Repeat the following data verbatim, line by line, without changing anything.
begin
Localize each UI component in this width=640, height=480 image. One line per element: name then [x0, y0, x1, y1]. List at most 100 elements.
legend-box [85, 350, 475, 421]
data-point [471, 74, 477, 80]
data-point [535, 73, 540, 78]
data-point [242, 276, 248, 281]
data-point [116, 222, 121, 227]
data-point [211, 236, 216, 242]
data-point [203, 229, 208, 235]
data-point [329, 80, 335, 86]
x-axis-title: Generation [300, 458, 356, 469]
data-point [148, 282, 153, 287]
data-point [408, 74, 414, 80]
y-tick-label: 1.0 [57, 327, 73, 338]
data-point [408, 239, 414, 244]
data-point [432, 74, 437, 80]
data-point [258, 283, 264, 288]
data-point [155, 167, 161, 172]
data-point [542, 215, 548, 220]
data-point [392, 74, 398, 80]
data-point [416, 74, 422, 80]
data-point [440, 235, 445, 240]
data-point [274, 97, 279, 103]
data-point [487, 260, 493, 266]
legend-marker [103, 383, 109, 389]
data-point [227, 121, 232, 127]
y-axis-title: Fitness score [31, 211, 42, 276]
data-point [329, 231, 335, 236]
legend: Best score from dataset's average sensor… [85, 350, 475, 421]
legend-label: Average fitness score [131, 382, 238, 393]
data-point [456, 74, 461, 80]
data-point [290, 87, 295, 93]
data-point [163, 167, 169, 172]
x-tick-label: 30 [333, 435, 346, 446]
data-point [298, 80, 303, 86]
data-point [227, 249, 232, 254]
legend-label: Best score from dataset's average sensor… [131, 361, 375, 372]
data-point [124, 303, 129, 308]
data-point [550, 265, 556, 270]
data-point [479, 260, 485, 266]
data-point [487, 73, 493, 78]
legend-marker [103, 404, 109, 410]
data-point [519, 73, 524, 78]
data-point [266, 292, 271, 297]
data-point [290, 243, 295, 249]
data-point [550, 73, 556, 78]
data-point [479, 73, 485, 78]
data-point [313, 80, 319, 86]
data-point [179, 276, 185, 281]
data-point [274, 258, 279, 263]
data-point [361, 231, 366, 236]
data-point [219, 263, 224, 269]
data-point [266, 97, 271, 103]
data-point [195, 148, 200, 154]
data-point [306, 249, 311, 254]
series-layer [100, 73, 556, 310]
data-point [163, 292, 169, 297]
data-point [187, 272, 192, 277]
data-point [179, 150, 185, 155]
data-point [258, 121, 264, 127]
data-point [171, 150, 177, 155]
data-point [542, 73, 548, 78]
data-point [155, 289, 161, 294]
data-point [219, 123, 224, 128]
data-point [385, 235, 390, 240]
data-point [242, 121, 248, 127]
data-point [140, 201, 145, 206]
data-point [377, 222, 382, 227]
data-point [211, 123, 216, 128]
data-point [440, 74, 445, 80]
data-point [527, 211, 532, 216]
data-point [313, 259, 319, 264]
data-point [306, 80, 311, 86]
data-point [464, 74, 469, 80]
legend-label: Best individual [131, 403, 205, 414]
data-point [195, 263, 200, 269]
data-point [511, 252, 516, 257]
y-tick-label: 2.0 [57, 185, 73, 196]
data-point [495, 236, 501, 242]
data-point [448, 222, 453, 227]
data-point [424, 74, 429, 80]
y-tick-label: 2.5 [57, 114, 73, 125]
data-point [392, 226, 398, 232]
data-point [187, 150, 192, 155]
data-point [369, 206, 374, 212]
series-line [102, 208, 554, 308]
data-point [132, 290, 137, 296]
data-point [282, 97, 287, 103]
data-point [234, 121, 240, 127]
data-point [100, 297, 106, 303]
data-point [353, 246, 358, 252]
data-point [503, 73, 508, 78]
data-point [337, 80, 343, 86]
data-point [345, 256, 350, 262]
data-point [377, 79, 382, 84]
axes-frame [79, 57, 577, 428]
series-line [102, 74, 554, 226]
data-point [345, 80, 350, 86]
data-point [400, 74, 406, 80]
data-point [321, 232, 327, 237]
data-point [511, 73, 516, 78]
end
**REPLY**:
Localize each UI component in this width=640, height=480 image. One line per element: name then [x0, y0, x1, y1]. List at most 100 elements.
legend-box [85, 350, 475, 421]
data-point [471, 74, 477, 80]
data-point [535, 73, 540, 78]
data-point [242, 276, 248, 281]
data-point [116, 222, 121, 227]
data-point [211, 236, 216, 242]
data-point [203, 229, 208, 235]
data-point [329, 80, 335, 86]
x-axis-title: Generation [300, 458, 356, 469]
data-point [148, 282, 153, 287]
data-point [408, 74, 414, 80]
y-tick-label: 1.0 [57, 327, 73, 338]
data-point [408, 239, 414, 244]
data-point [432, 74, 437, 80]
data-point [258, 283, 264, 288]
data-point [155, 167, 161, 172]
data-point [542, 215, 548, 220]
data-point [392, 74, 398, 80]
data-point [416, 74, 422, 80]
data-point [440, 235, 445, 240]
data-point [274, 97, 279, 103]
data-point [487, 260, 493, 266]
legend-marker [103, 383, 109, 389]
data-point [227, 121, 232, 127]
y-axis-title: Fitness score [31, 211, 42, 276]
data-point [329, 231, 335, 236]
legend: Best score from dataset's average sensor… [85, 350, 475, 421]
legend-label: Average fitness score [131, 382, 238, 393]
data-point [456, 74, 461, 80]
data-point [290, 87, 295, 93]
data-point [163, 167, 169, 172]
x-tick-label: 30 [333, 435, 346, 446]
data-point [298, 80, 303, 86]
data-point [227, 249, 232, 254]
legend-label: Best score from dataset's average sensor… [131, 361, 375, 372]
data-point [124, 303, 129, 308]
data-point [550, 265, 556, 270]
data-point [479, 260, 485, 266]
data-point [487, 73, 493, 78]
legend-marker [103, 404, 109, 410]
data-point [519, 73, 524, 78]
data-point [266, 292, 271, 297]
data-point [290, 243, 295, 249]
data-point [550, 73, 556, 78]
data-point [479, 73, 485, 78]
data-point [313, 80, 319, 86]
data-point [179, 276, 185, 281]
data-point [274, 258, 279, 263]
data-point [361, 231, 366, 236]
data-point [219, 263, 224, 269]
data-point [266, 97, 271, 103]
data-point [195, 148, 200, 154]
data-point [306, 249, 311, 254]
series-layer [100, 73, 556, 310]
data-point [163, 292, 169, 297]
data-point [187, 272, 192, 277]
data-point [179, 150, 185, 155]
data-point [258, 121, 264, 127]
data-point [171, 150, 177, 155]
data-point [542, 73, 548, 78]
data-point [155, 289, 161, 294]
data-point [219, 123, 224, 128]
data-point [385, 235, 390, 240]
data-point [242, 121, 248, 127]
data-point [140, 201, 145, 206]
data-point [377, 222, 382, 227]
data-point [211, 123, 216, 128]
data-point [440, 74, 445, 80]
data-point [527, 211, 532, 216]
data-point [313, 259, 319, 264]
data-point [306, 80, 311, 86]
data-point [464, 74, 469, 80]
legend-label: Best individual [131, 403, 205, 414]
data-point [195, 263, 200, 269]
data-point [511, 252, 516, 257]
y-tick-label: 2.0 [57, 185, 73, 196]
data-point [495, 236, 501, 242]
data-point [448, 222, 453, 227]
data-point [424, 74, 429, 80]
y-tick-label: 2.5 [57, 114, 73, 125]
data-point [392, 226, 398, 232]
data-point [187, 150, 192, 155]
data-point [369, 206, 374, 212]
series-line [102, 208, 554, 308]
data-point [132, 290, 137, 296]
data-point [282, 97, 287, 103]
data-point [234, 121, 240, 127]
data-point [100, 297, 106, 303]
data-point [353, 246, 358, 252]
data-point [503, 73, 508, 78]
data-point [337, 80, 343, 86]
data-point [345, 256, 350, 262]
data-point [377, 79, 382, 84]
axes-frame [79, 57, 577, 428]
series-line [102, 74, 554, 226]
data-point [345, 80, 350, 86]
data-point [400, 74, 406, 80]
data-point [321, 232, 327, 237]
data-point [511, 73, 516, 78]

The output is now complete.